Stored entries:
....
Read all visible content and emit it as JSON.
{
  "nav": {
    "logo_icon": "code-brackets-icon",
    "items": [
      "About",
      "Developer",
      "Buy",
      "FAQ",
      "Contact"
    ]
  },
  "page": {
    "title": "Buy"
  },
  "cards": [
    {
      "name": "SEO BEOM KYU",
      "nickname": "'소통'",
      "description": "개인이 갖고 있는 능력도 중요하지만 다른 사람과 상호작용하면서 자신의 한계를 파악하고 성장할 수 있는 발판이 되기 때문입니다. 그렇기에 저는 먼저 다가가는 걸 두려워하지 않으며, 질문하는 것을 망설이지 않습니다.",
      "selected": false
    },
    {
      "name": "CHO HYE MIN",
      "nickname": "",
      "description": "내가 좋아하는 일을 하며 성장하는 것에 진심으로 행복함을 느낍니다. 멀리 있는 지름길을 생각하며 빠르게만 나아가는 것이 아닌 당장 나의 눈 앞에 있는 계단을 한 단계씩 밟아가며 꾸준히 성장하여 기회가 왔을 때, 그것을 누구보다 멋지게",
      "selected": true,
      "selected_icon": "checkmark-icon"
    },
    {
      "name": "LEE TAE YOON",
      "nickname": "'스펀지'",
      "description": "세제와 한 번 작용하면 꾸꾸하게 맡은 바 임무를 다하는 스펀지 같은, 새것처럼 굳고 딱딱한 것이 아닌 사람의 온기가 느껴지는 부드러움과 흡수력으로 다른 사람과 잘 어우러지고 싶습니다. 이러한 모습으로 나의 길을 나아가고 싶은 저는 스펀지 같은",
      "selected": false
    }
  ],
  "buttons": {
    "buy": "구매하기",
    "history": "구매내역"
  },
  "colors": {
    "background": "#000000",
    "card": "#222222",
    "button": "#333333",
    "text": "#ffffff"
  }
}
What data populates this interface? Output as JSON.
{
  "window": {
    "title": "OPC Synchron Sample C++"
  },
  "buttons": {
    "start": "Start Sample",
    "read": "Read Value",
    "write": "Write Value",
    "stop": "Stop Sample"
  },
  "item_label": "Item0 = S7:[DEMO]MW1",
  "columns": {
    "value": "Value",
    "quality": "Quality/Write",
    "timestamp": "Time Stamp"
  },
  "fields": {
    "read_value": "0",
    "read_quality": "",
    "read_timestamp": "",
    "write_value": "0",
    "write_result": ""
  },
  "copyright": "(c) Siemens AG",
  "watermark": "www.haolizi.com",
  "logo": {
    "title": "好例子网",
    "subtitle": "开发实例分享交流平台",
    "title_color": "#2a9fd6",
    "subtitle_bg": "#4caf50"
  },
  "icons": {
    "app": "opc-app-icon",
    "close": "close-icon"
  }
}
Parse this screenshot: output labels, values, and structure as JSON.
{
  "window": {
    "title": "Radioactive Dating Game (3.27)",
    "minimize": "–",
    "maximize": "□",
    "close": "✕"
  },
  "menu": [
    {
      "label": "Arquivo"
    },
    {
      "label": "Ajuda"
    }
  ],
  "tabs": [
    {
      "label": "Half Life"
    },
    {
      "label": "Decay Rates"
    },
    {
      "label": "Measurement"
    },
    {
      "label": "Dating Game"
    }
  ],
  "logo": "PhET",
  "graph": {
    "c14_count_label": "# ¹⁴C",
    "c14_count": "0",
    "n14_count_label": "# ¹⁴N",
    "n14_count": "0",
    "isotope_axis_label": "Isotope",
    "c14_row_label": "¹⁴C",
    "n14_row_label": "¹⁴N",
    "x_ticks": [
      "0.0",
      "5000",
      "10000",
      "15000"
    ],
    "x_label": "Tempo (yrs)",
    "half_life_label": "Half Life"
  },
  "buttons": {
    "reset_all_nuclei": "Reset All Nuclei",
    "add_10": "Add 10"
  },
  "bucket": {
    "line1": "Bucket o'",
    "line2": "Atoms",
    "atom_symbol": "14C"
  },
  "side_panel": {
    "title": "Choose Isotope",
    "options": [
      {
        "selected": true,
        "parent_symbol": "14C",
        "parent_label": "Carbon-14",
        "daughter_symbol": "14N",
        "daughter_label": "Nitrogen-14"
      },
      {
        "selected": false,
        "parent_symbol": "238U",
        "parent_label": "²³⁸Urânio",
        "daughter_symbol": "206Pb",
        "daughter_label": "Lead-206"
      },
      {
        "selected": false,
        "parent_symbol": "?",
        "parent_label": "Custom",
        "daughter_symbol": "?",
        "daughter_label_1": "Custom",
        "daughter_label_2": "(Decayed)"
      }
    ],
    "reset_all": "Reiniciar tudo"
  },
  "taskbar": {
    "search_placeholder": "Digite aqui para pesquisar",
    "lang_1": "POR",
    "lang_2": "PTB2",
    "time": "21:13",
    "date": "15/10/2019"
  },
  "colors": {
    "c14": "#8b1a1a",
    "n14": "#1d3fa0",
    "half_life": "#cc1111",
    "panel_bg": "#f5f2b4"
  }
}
....
▶ TO DO:
Look through the material and say how many lines hold "description". Give the number only.

▶ ANSWER FOR THE TASK:
3